**Your objective**: Pull every line of the entries that has the word "quantity".

+++ Records

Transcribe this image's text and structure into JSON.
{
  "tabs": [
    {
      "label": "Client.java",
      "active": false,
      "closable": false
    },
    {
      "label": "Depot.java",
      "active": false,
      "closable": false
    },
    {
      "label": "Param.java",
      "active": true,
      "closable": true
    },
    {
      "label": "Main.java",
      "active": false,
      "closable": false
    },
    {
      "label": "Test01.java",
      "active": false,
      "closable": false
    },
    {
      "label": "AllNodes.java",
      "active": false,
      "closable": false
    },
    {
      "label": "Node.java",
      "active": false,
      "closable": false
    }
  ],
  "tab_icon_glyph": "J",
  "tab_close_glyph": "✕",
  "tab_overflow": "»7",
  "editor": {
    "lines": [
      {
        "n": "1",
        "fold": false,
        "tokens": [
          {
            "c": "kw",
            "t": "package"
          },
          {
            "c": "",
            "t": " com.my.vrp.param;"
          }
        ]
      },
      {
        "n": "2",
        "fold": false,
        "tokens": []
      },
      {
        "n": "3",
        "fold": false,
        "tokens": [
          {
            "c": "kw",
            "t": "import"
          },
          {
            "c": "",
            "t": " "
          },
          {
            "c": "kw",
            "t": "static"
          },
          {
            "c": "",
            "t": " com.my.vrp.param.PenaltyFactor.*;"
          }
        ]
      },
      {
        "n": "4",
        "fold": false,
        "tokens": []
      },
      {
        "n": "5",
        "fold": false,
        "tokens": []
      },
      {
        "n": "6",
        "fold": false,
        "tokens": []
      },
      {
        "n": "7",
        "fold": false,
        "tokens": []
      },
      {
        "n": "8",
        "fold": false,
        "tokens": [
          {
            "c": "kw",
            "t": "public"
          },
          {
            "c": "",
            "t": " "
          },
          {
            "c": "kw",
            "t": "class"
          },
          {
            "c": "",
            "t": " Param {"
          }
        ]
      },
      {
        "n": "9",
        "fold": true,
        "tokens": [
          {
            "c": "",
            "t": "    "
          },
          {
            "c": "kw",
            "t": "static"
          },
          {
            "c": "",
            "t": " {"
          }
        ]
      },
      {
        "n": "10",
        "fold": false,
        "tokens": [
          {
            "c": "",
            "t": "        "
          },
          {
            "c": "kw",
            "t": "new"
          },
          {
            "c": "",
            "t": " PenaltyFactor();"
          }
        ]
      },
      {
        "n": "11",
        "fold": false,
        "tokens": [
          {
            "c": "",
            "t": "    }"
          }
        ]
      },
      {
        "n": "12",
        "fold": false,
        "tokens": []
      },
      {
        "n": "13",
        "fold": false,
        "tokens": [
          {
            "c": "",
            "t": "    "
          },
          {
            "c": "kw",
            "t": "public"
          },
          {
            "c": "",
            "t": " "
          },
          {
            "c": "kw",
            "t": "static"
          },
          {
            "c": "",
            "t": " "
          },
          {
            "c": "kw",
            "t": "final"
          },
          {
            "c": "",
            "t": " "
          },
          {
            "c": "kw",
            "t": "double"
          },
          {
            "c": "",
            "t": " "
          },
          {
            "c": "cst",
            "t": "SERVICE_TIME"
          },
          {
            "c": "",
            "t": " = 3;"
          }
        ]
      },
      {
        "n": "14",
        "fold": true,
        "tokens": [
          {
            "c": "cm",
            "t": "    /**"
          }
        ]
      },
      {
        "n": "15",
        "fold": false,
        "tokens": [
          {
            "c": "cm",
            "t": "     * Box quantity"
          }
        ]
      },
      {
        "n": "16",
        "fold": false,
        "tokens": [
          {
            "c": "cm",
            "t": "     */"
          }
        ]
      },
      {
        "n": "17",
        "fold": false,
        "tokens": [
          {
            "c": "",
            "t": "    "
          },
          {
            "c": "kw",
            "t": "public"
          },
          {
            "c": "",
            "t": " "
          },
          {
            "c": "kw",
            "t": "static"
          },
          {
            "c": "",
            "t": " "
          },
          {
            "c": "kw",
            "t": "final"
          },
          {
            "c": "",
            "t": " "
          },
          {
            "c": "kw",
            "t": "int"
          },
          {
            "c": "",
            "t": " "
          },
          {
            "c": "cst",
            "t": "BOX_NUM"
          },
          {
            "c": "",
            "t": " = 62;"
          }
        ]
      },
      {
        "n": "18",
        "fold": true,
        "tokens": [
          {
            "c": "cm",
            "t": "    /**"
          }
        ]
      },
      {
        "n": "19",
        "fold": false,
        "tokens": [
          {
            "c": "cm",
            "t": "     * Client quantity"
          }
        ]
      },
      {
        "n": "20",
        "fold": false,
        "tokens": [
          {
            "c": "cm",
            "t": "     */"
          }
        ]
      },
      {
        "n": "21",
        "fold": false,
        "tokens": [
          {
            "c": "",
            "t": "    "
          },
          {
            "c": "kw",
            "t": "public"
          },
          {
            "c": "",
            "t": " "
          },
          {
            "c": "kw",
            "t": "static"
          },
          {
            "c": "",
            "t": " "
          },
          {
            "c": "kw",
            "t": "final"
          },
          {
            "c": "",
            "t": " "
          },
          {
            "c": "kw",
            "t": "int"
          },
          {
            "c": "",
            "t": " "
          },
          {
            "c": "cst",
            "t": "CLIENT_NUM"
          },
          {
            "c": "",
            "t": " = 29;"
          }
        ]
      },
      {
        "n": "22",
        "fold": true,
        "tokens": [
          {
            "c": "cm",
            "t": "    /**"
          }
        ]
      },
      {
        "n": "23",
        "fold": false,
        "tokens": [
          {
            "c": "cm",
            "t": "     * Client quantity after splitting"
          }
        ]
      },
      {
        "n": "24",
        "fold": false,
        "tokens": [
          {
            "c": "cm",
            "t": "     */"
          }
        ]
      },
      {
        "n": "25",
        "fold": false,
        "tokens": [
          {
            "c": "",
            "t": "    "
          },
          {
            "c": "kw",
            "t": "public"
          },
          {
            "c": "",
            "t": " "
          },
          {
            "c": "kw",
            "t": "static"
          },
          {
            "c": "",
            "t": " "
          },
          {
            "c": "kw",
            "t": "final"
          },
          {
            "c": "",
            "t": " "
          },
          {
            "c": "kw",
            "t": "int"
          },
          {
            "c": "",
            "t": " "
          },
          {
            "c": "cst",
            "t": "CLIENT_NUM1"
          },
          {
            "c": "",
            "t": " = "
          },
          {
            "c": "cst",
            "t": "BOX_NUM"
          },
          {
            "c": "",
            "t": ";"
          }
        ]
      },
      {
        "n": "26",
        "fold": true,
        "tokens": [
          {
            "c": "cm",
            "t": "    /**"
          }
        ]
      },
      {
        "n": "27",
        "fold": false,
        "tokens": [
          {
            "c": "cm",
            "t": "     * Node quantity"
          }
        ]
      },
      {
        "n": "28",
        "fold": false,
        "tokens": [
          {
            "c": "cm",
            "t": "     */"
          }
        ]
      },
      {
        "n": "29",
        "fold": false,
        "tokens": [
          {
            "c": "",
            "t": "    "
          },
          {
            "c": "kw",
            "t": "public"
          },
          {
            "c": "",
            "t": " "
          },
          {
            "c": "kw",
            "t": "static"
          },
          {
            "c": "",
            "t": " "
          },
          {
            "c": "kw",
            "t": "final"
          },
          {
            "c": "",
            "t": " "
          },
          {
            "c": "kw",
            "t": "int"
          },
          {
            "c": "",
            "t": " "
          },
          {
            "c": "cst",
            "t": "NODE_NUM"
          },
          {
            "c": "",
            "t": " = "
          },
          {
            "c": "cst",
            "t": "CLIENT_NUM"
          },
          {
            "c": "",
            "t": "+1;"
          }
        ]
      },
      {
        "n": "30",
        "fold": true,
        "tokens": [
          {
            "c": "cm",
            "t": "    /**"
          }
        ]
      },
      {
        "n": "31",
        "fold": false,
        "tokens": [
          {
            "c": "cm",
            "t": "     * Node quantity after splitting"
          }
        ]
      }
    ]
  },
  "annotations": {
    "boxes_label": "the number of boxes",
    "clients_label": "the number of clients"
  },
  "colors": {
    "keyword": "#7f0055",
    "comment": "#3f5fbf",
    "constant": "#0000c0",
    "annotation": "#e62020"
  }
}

++++++

**Response below**:
            "t": "     * Box quantity"
            "t": "     * Client quantity"
            "t": "     * Client quantity after splitting"
            "t": "     * Node quantity"
            "t": "     * Node quantity after splitting"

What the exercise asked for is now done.